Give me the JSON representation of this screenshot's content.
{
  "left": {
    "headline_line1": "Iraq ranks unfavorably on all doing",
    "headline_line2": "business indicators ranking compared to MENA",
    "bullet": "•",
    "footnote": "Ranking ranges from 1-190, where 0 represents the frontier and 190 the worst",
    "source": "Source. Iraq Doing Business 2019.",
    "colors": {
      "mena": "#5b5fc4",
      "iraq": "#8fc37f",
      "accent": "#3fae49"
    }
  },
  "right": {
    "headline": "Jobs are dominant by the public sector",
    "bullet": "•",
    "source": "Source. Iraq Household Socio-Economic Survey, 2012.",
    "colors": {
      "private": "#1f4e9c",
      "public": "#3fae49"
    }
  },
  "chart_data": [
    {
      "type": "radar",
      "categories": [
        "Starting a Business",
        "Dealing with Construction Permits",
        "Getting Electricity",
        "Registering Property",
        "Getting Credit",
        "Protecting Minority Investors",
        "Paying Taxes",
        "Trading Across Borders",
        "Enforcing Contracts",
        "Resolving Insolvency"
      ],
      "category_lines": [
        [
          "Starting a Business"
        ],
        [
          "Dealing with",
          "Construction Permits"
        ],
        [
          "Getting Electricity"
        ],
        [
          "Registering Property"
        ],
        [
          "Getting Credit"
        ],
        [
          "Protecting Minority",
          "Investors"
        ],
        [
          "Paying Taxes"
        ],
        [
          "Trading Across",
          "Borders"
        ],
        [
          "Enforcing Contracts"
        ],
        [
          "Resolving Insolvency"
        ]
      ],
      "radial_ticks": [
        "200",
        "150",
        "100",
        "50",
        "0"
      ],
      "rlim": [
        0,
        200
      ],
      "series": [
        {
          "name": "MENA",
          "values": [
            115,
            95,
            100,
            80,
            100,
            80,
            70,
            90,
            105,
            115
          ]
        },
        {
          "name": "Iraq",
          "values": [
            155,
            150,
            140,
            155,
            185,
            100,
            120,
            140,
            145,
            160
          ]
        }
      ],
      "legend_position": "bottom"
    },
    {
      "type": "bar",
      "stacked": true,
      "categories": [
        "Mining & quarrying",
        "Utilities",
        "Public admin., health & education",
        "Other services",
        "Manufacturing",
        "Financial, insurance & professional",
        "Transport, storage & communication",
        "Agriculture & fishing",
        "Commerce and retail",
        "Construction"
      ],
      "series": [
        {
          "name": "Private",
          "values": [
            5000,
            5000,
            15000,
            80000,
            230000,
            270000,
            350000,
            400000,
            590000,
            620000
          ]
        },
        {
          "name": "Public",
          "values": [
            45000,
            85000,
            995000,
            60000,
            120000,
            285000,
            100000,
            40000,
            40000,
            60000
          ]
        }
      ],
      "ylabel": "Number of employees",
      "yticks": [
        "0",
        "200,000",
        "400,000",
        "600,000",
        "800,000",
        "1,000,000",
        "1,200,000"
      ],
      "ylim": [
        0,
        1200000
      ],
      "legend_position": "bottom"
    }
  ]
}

Exercise objective —
Find the lines holding "Source" and list every one.

Answer to this problem —
    "source": "Source. Iraq Doing Business 2019.",
    "source": "Source. Iraq Household Socio-Economic Survey, 2012.",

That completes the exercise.